#### Data provided ####
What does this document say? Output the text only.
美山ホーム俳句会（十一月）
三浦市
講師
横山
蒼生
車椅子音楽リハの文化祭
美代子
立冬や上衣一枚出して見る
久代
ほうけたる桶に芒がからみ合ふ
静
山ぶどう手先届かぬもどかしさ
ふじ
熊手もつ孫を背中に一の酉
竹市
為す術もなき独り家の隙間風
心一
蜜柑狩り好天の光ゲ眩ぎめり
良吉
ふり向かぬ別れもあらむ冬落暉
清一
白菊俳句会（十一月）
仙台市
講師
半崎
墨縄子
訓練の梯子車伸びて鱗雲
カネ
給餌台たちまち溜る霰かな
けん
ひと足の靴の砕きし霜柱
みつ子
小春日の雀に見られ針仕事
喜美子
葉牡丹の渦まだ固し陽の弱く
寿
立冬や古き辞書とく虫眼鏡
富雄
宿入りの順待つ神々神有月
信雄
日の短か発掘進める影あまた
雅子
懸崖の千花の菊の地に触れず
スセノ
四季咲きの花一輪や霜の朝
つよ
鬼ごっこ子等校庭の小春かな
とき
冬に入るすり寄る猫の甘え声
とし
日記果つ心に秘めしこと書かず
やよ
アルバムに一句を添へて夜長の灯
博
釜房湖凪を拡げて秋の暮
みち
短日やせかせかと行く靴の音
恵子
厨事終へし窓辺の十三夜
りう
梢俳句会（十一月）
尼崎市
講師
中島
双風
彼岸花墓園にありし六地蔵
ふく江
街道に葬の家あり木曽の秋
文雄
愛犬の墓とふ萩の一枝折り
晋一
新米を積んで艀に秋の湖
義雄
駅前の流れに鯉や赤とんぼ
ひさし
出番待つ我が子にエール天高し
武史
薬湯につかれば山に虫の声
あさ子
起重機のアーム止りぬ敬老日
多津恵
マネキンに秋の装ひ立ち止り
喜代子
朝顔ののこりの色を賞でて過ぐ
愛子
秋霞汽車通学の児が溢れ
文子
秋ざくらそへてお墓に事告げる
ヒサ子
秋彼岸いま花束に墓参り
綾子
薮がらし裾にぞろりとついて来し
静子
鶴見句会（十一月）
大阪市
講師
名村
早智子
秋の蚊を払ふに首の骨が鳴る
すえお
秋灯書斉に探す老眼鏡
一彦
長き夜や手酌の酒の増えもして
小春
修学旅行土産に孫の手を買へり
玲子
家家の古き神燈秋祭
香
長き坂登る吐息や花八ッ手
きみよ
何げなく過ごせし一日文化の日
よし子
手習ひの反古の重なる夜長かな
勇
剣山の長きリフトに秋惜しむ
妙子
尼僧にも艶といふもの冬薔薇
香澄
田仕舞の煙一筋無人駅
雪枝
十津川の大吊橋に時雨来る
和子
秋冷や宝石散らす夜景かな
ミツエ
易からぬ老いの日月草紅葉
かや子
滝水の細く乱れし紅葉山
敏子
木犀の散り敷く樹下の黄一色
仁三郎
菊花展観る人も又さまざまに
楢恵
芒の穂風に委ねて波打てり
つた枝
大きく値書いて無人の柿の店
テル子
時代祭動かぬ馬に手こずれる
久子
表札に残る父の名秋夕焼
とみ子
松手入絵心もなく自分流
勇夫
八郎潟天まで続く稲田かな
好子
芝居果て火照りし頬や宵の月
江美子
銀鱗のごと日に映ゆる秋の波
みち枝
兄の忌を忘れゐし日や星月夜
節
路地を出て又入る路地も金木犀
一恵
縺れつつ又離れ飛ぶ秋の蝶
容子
####
_Task requirements:_
Copy out all of the records above with nothing altered.

_Solution for this exercise:_
What does this document say? Output the text only.
美山ホーム俳句会（十一月）
三浦市
講師
横山
蒼生
車椅子音楽リハの文化祭
美代子
立冬や上衣一枚出して見る
久代
ほうけたる桶に芒がからみ合ふ
静
山ぶどう手先届かぬもどかしさ
ふじ
熊手もつ孫を背中に一の酉
竹市
為す術もなき独り家の隙間風
心一
蜜柑狩り好天の光ゲ眩ぎめり
良吉
ふり向かぬ別れもあらむ冬落暉
清一
白菊俳句会（十一月）
仙台市
講師
半崎
墨縄子
訓練の梯子車伸びて鱗雲
カネ
給餌台たちまち溜る霰かな
けん
ひと足の靴の砕きし霜柱
みつ子
小春日の雀に見られ針仕事
喜美子
葉牡丹の渦まだ固し陽の弱く
寿
立冬や古き辞書とく虫眼鏡
富雄
宿入りの順待つ神々神有月
信雄
日の短か発掘進める影あまた
雅子
懸崖の千花の菊の地に触れず
スセノ
四季咲きの花一輪や霜の朝
つよ
鬼ごっこ子等校庭の小春かな
とき
冬に入るすり寄る猫の甘え声
とし
日記果つ心に秘めしこと書かず
やよ
アルバムに一句を添へて夜長の灯
博
釜房湖凪を拡げて秋の暮
みち
短日やせかせかと行く靴の音
恵子
厨事終へし窓辺の十三夜
りう
梢俳句会（十一月）
尼崎市
講師
中島
双風
彼岸花墓園にありし六地蔵
ふく江
街道に葬の家あり木曽の秋
文雄
愛犬の墓とふ萩の一枝折り
晋一
新米を積んで艀に秋の湖
義雄
駅前の流れに鯉や赤とんぼ
ひさし
出番待つ我が子にエール天高し
武史
薬湯につかれば山に虫の声
あさ子
起重機のアーム止りぬ敬老日
多津恵
マネキンに秋の装ひ立ち止り
喜代子
朝顔ののこりの色を賞でて過ぐ
愛子
秋霞汽車通学の児が溢れ
文子
秋ざくらそへてお墓に事告げる
ヒサ子
秋彼岸いま花束に墓参り
綾子
薮がらし裾にぞろりとついて来し
静子
鶴見句会（十一月）
大阪市
講師
名村
早智子
秋の蚊を払ふに首の骨が鳴る
すえお
秋灯書斉に探す老眼鏡
一彦
長き夜や手酌の酒の増えもして
小春
修学旅行土産に孫の手を買へり
玲子
家家の古き神燈秋祭
香
長き坂登る吐息や花八ッ手
きみよ
何げなく過ごせし一日文化の日
よし子
手習ひの反古の重なる夜長かな
勇
剣山の長きリフトに秋惜しむ
妙子
尼僧にも艶といふもの冬薔薇
香澄
田仕舞の煙一筋無人駅
雪枝
十津川の大吊橋に時雨来る
和子
秋冷や宝石散らす夜景かな
ミツエ
易からぬ老いの日月草紅葉
かや子
滝水の細く乱れし紅葉山
敏子
木犀の散り敷く樹下の黄一色
仁三郎
菊花展観る人も又さまざまに
楢恵
芒の穂風に委ねて波打てり
つた枝
大きく値書いて無人の柿の店
テル子
時代祭動かぬ馬に手こずれる
久子
表札に残る父の名秋夕焼
とみ子
松手入絵心もなく自分流
勇夫
八郎潟天まで続く稲田かな
好子
芝居果て火照りし頬や宵の月
江美子
銀鱗のごと日に映ゆる秋の波
みち枝
兄の忌を忘れゐし日や星月夜
節
路地を出て又入る路地も金木犀
一恵
縺れつつ又離れ飛ぶ秋の蝶
容子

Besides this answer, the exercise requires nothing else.